PROBLEM REQUIREMENTS ▸
Extract the records in full, leaving every picture out.

[Stored items]
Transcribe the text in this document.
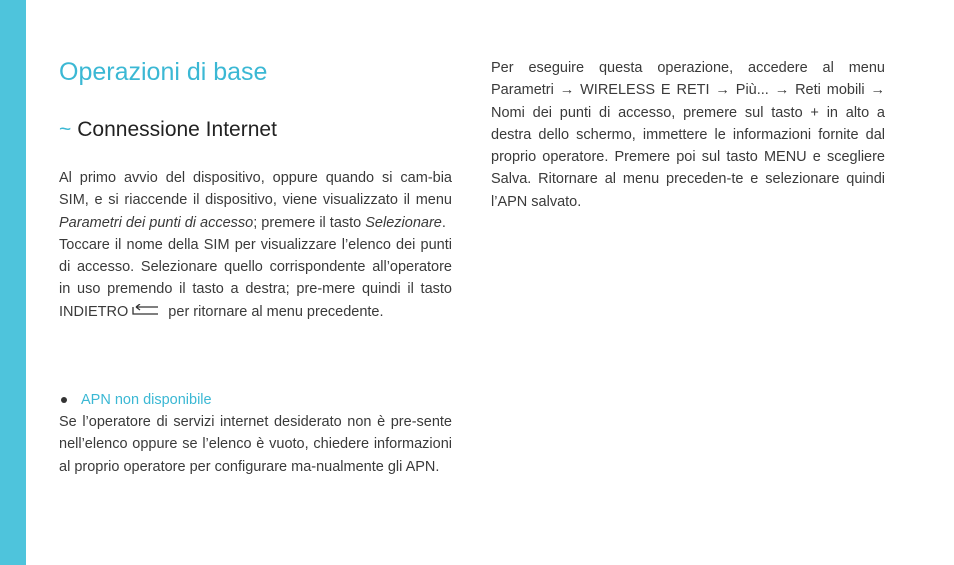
Operazioni di base
~ Connessione Internet

Al primo avvio del dispositivo, oppure quando si cam-bia SIM, e si riaccende il dispositivo, viene visualizzato il menu Parametri dei punti di accesso; premere il tasto Selezionare.

Toccare il nome della SIM per visualizzare l’elenco dei punti di accesso. Selezionare quello corrispondente all’operatore in uso premendo il tasto a destra; pre-mere quindi il tasto INDIETRO per ritornare al menu precedente.

APN non disponibile

Se l’operatore di servizi internet desiderato non è pre-sente nell’elenco oppure se l’elenco è vuoto, chiedere informazioni al proprio operatore per configurare ma-nualmente gli APN.

Per eseguire questa operazione, accedere al menu Parametri → WIRELESS E RETI → Più... → Reti mobili → Nomi dei punti di accesso, premere sul tasto + in alto a destra dello schermo, immettere le informazioni fornite dal proprio operatore. Premere poi sul tasto MENU e scegliere Salva. Ritornare al menu preceden-te e selezionare quindi l’APN salvato.
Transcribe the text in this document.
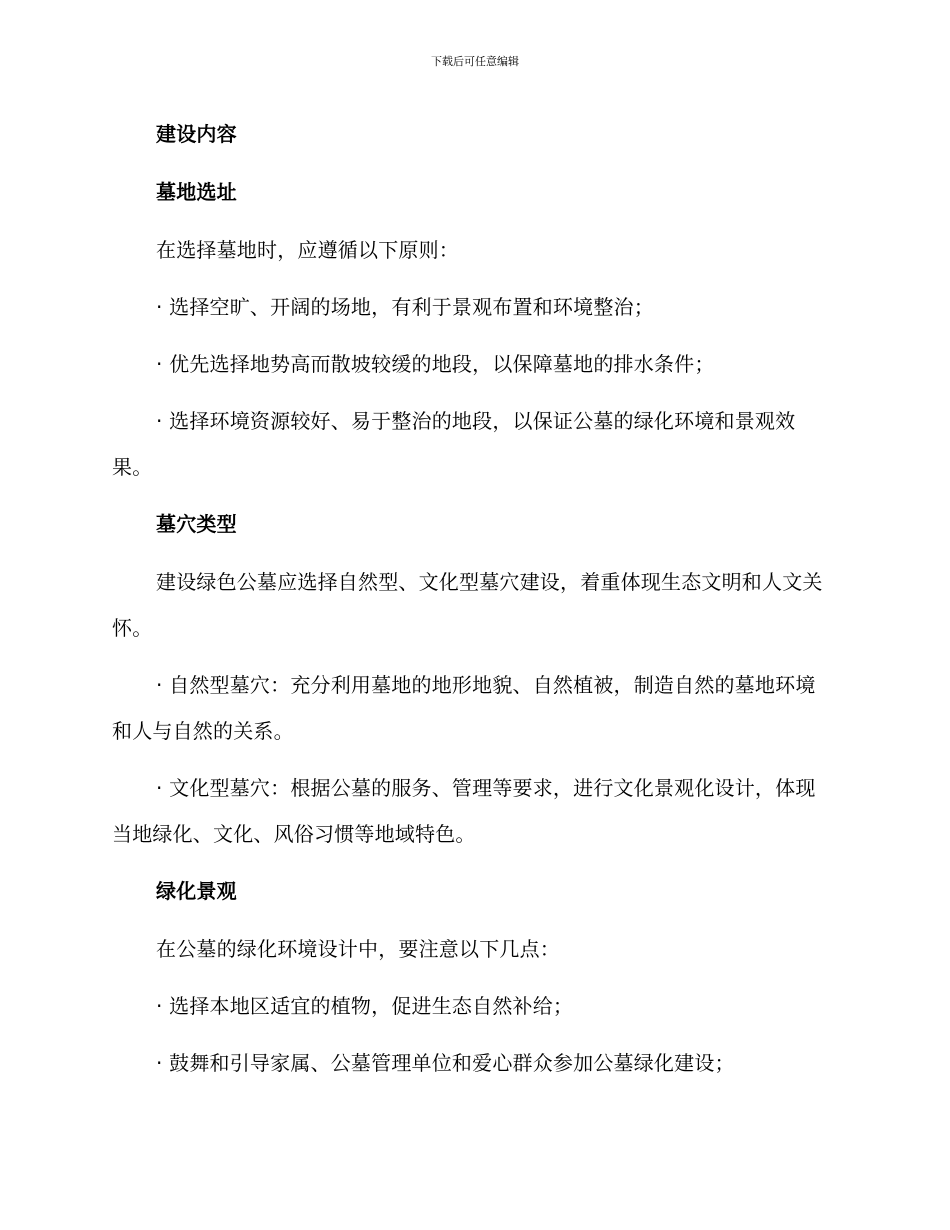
下载后可任意编辑

建设内容

墓地选址

在选择墓地时，应遵循以下原则：

· 选择空旷、开阔的场地，有利于景观布置和环境整治；

· 优先选择地势高而散坡较缓的地段，以保障墓地的排水条件；

· 选择环境资源较好、易于整治的地段，以保证公墓的绿化环境和景观效果。

墓穴类型

建设绿色公墓应选择自然型、文化型墓穴建设，着重体现生态文明和人文关怀。

· 自然型墓穴：充分利用墓地的地形地貌、自然植被，制造自然的墓地环境和人与自然的关系。

· 文化型墓穴：根据公墓的服务、管理等要求，进行文化景观化设计，体现当地绿化、文化、风俗习惯等地域特色。

绿化景观

在公墓的绿化环境设计中，要注意以下几点：

· 选择本地区适宜的植物，促进生态自然补给；

· 鼓舞和引导家属、公墓管理单位和爱心群众参加公墓绿化建设；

FINISHED EXERCISE ▸
Transcribe the text in this document.
Operazioni di base
~ Connessione Internet

Al primo avvio del dispositivo, oppure quando si cam-bia SIM, e si riaccende il dispositivo, viene visualizzato il menu Parametri dei punti di accesso; premere il tasto Selezionare.

Toccare il nome della SIM per visualizzare l’elenco dei punti di accesso. Selezionare quello corrispondente all’operatore in uso premendo il tasto a destra; pre-mere quindi il tasto INDIETRO per ritornare al menu precedente.

APN non disponibile

Se l’operatore di servizi internet desiderato non è pre-sente nell’elenco oppure se l’elenco è vuoto, chiedere informazioni al proprio operatore per configurare ma-nualmente gli APN.

Per eseguire questa operazione, accedere al menu Parametri → WIRELESS E RETI → Più... → Reti mobili → Nomi dei punti di accesso, premere sul tasto + in alto a destra dello schermo, immettere le informazioni fornite dal proprio operatore. Premere poi sul tasto MENU e scegliere Salva. Ritornare al menu preceden-te e selezionare quindi l’APN salvato.
Transcribe the text in this document.
下载后可任意编辑

建设内容

墓地选址

在选择墓地时，应遵循以下原则：

· 选择空旷、开阔的场地，有利于景观布置和环境整治；

· 优先选择地势高而散坡较缓的地段，以保障墓地的排水条件；

· 选择环境资源较好、易于整治的地段，以保证公墓的绿化环境和景观效果。

墓穴类型

建设绿色公墓应选择自然型、文化型墓穴建设，着重体现生态文明和人文关怀。

· 自然型墓穴：充分利用墓地的地形地貌、自然植被，制造自然的墓地环境和人与自然的关系。

· 文化型墓穴：根据公墓的服务、管理等要求，进行文化景观化设计，体现当地绿化、文化、风俗习惯等地域特色。

绿化景观

在公墓的绿化环境设计中，要注意以下几点：

· 选择本地区适宜的植物，促进生态自然补给；

· 鼓舞和引导家属、公墓管理单位和爱心群众参加公墓绿化建设；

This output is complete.